WHAT TO WORK ON:
Copy all entries without alteration and skip the pictures they hold.

AVAILABLE DATA:
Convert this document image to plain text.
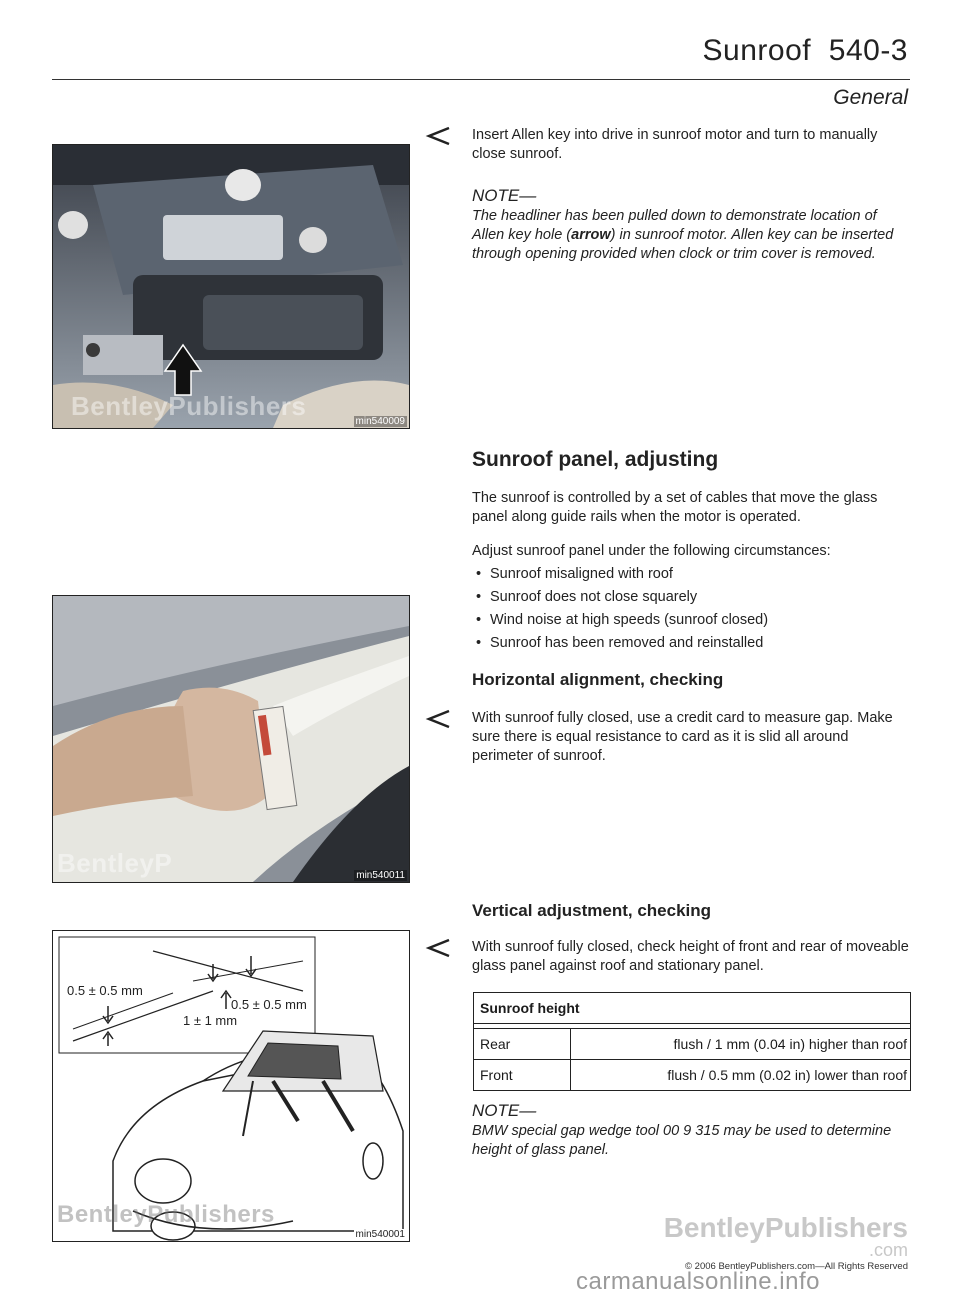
Sunroof  540-3
General
BentleyPublishers
min540009
Insert Allen key into drive in sunroof motor and turn to manually close sunroof.
NOTE—
The headliner has been pulled down to demonstrate location of Allen key hole (arrow) in sunroof motor. Allen key can be inserted through opening provided when clock or trim cover is removed.
Sunroof panel, adjusting
The sunroof is controlled by a set of cables that move the glass panel along guide rails when the motor is operated.
Adjust sunroof panel under the following circumstances:
• Sunroof misaligned with roof
• Sunroof does not close squarely
• Wind noise at high speeds (sunroof closed)
• Sunroof has been removed and reinstalled
BentleyP	min540011
Horizontal alignment, checking
With sunroof fully closed, use a credit card to measure gap. Make sure there is equal resistance to card as it is slid all around perimeter of sunroof.
0.5 ± 0.5 mm
0.5 ± 0.5 mm
1 ± 1 mm
BentleyPublishers
min540001
Vertical adjustment, checking
With sunroof fully closed, check height of front and rear of moveable glass panel against roof and stationary panel.
Sunroof height
Rear	flush / 1 mm (0.04 in) higher than roof
Front	flush / 0.5 mm (0.02 in) lower than roof
NOTE—
BMW special gap wedge tool 00 9 315 may be used to determine height of glass panel.
BentleyPublishers
.com
© 2006 BentleyPublishers.com—All Rights Reserved
carmanualsonline.info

CORRECT ANSWER:
Convert this document image to plain text.
Sunroof  540-3
General
BentleyPublishers
min540009
Insert Allen key into drive in sunroof motor and turn to manually close sunroof.
NOTE—
The headliner has been pulled down to demonstrate location of Allen key hole (arrow) in sunroof motor. Allen key can be inserted through opening provided when clock or trim cover is removed.
Sunroof panel, adjusting
The sunroof is controlled by a set of cables that move the glass panel along guide rails when the motor is operated.
Adjust sunroof panel under the following circumstances:
• Sunroof misaligned with roof
• Sunroof does not close squarely
• Wind noise at high speeds (sunroof closed)
• Sunroof has been removed and reinstalled
BentleyP	min540011
Horizontal alignment, checking
With sunroof fully closed, use a credit card to measure gap. Make sure there is equal resistance to card as it is slid all around perimeter of sunroof.
0.5 ± 0.5 mm
0.5 ± 0.5 mm
1 ± 1 mm
BentleyPublishers
min540001
Vertical adjustment, checking
With sunroof fully closed, check height of front and rear of moveable glass panel against roof and stationary panel.
Sunroof height
Rear	flush / 1 mm (0.04 in) higher than roof
Front	flush / 0.5 mm (0.02 in) lower than roof
NOTE—
BMW special gap wedge tool 00 9 315 may be used to determine height of glass panel.
BentleyPublishers
.com
© 2006 BentleyPublishers.com—All Rights Reserved
carmanualsonline.info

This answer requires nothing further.